Your objective:
Filter the records for lines holding the string "NaOH".

Input for this task:
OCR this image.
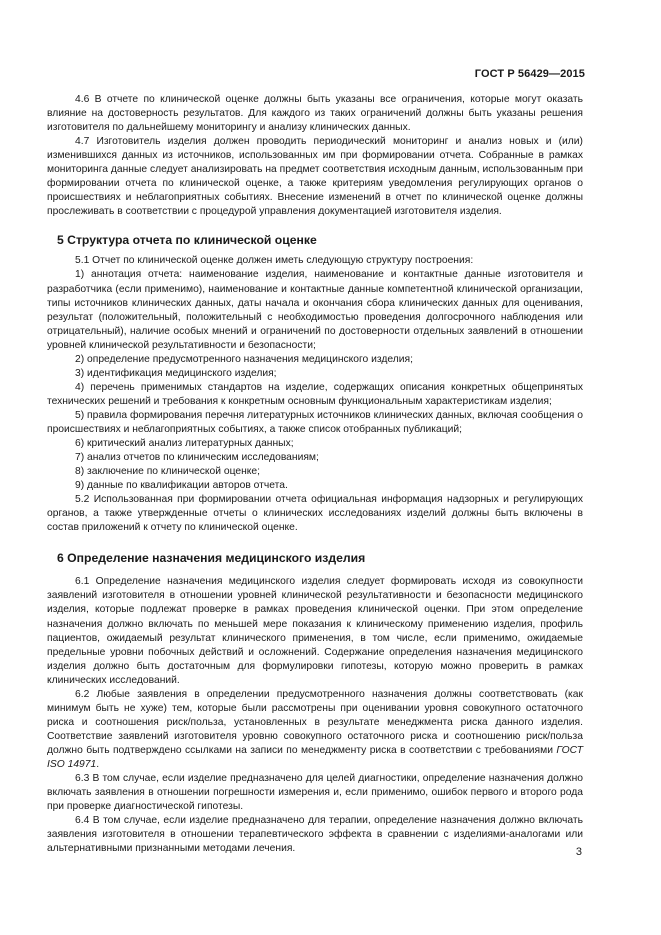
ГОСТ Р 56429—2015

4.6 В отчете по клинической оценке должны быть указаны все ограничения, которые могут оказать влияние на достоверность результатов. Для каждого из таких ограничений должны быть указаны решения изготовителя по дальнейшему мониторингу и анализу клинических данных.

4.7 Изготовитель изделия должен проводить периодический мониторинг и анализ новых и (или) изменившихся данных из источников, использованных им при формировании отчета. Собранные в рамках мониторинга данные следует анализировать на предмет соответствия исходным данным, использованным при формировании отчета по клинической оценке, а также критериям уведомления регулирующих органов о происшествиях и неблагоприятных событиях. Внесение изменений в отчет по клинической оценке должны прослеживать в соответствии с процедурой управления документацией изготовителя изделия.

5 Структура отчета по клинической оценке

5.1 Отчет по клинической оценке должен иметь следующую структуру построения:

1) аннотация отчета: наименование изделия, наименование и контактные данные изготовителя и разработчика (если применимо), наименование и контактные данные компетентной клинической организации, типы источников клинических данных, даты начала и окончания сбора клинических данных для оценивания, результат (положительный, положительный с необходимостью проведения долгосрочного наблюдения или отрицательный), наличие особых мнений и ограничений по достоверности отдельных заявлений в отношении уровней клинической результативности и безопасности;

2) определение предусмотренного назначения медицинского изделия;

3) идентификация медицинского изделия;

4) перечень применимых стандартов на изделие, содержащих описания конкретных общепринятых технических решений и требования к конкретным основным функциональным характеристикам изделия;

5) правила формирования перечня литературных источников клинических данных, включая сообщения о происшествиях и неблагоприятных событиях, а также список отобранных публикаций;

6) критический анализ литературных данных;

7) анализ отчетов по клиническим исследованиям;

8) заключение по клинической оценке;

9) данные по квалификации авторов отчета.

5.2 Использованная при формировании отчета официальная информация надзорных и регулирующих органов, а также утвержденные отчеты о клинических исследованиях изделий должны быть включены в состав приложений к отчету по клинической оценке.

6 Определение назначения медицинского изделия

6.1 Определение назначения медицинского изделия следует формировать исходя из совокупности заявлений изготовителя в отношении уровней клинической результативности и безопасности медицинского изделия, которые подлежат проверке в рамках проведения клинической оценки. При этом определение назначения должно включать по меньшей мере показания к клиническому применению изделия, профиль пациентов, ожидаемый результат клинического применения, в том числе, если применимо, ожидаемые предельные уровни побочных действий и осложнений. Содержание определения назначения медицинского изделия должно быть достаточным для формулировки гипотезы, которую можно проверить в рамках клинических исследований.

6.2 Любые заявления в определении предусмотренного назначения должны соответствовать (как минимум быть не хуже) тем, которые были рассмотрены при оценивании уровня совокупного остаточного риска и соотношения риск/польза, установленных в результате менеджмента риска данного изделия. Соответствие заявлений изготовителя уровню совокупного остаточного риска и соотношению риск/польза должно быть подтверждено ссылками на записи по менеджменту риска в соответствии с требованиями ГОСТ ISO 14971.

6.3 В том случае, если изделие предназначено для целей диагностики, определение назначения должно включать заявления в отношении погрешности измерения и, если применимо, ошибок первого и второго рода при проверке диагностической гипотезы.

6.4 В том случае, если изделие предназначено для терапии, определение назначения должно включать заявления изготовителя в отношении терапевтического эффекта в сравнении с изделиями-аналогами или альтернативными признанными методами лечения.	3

==

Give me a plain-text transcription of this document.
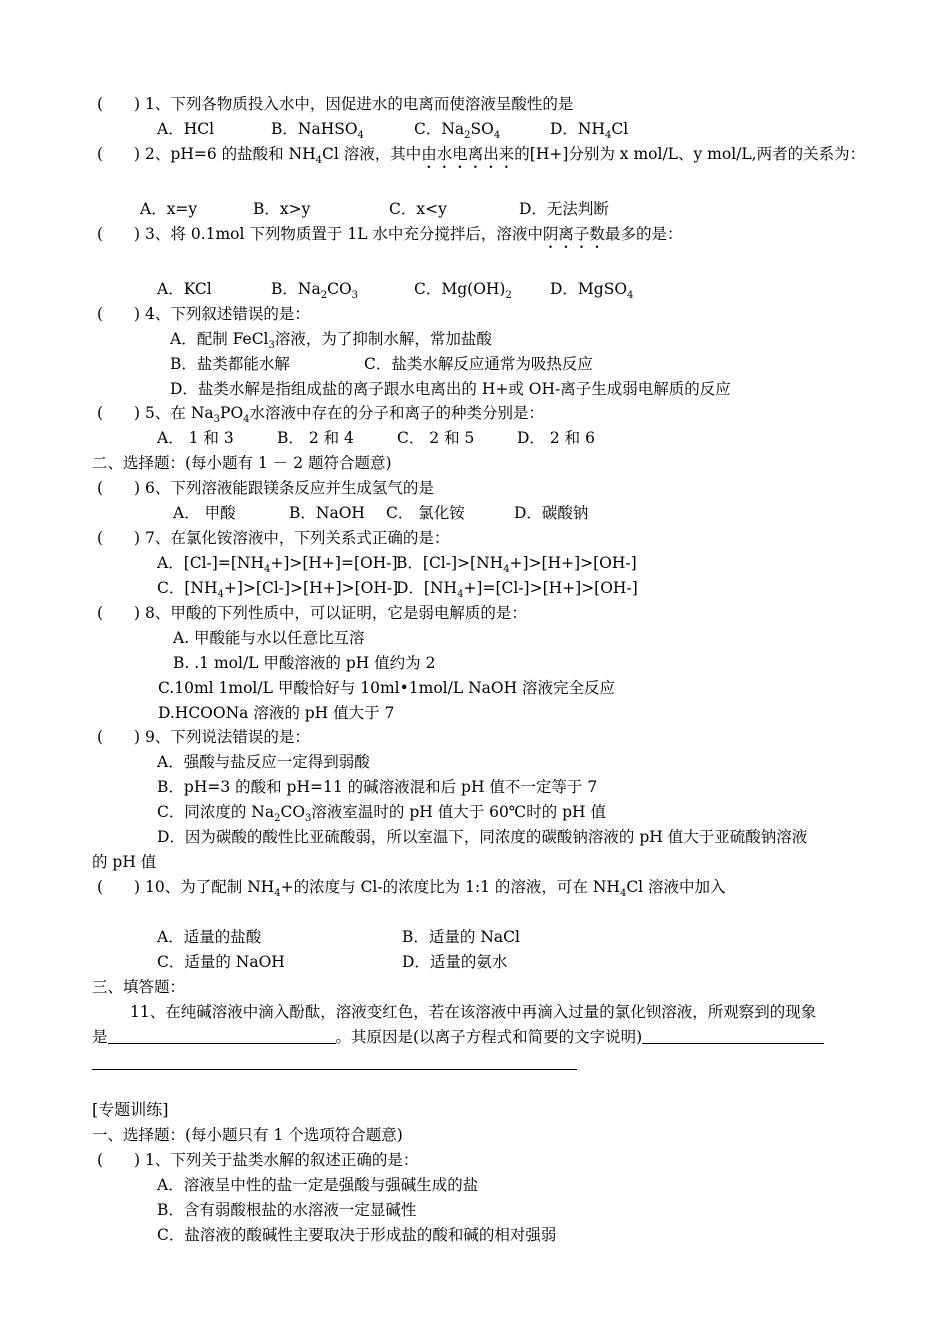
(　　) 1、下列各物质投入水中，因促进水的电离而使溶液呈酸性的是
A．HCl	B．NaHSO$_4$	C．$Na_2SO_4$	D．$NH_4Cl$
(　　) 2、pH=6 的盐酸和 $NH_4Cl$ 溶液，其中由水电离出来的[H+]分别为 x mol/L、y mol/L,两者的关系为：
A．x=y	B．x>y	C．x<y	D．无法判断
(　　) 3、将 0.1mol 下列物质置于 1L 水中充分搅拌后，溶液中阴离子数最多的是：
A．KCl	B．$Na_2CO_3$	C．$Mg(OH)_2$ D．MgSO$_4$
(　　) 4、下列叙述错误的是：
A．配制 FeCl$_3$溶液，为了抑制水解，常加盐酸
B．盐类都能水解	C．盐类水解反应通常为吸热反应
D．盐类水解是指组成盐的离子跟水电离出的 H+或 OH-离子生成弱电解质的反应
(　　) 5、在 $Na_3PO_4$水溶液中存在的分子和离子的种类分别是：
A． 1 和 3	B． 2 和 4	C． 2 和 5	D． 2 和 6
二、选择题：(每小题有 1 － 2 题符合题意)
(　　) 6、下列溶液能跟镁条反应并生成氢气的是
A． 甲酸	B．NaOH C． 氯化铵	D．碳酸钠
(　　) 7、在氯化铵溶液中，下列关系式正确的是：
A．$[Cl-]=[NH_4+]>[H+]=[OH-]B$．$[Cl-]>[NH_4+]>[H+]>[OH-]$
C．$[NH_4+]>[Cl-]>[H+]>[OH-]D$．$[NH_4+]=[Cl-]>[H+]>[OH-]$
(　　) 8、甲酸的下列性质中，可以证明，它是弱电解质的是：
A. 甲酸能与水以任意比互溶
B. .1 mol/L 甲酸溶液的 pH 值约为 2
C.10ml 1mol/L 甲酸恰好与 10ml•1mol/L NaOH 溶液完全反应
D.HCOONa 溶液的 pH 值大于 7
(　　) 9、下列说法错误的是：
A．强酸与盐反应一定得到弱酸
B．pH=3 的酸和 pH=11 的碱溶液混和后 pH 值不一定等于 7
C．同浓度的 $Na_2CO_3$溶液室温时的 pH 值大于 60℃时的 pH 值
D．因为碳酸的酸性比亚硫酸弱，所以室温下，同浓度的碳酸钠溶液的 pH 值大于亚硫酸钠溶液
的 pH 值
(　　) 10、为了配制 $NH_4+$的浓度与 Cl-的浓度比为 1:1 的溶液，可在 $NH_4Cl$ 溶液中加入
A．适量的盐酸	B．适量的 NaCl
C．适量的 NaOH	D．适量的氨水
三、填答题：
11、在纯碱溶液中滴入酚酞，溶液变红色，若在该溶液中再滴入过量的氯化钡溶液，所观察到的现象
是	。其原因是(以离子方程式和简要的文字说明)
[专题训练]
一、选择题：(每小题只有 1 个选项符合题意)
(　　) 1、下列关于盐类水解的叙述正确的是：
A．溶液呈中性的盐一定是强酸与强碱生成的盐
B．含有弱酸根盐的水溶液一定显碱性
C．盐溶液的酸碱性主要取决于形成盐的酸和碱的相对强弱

Worked solution:
A． 甲酸	B．NaOH C． 氯化铵	D．碳酸钠
C.10ml 1mol/L 甲酸恰好与 10ml•1mol/L NaOH 溶液完全反应
C．适量的 NaOH	D．适量的氨水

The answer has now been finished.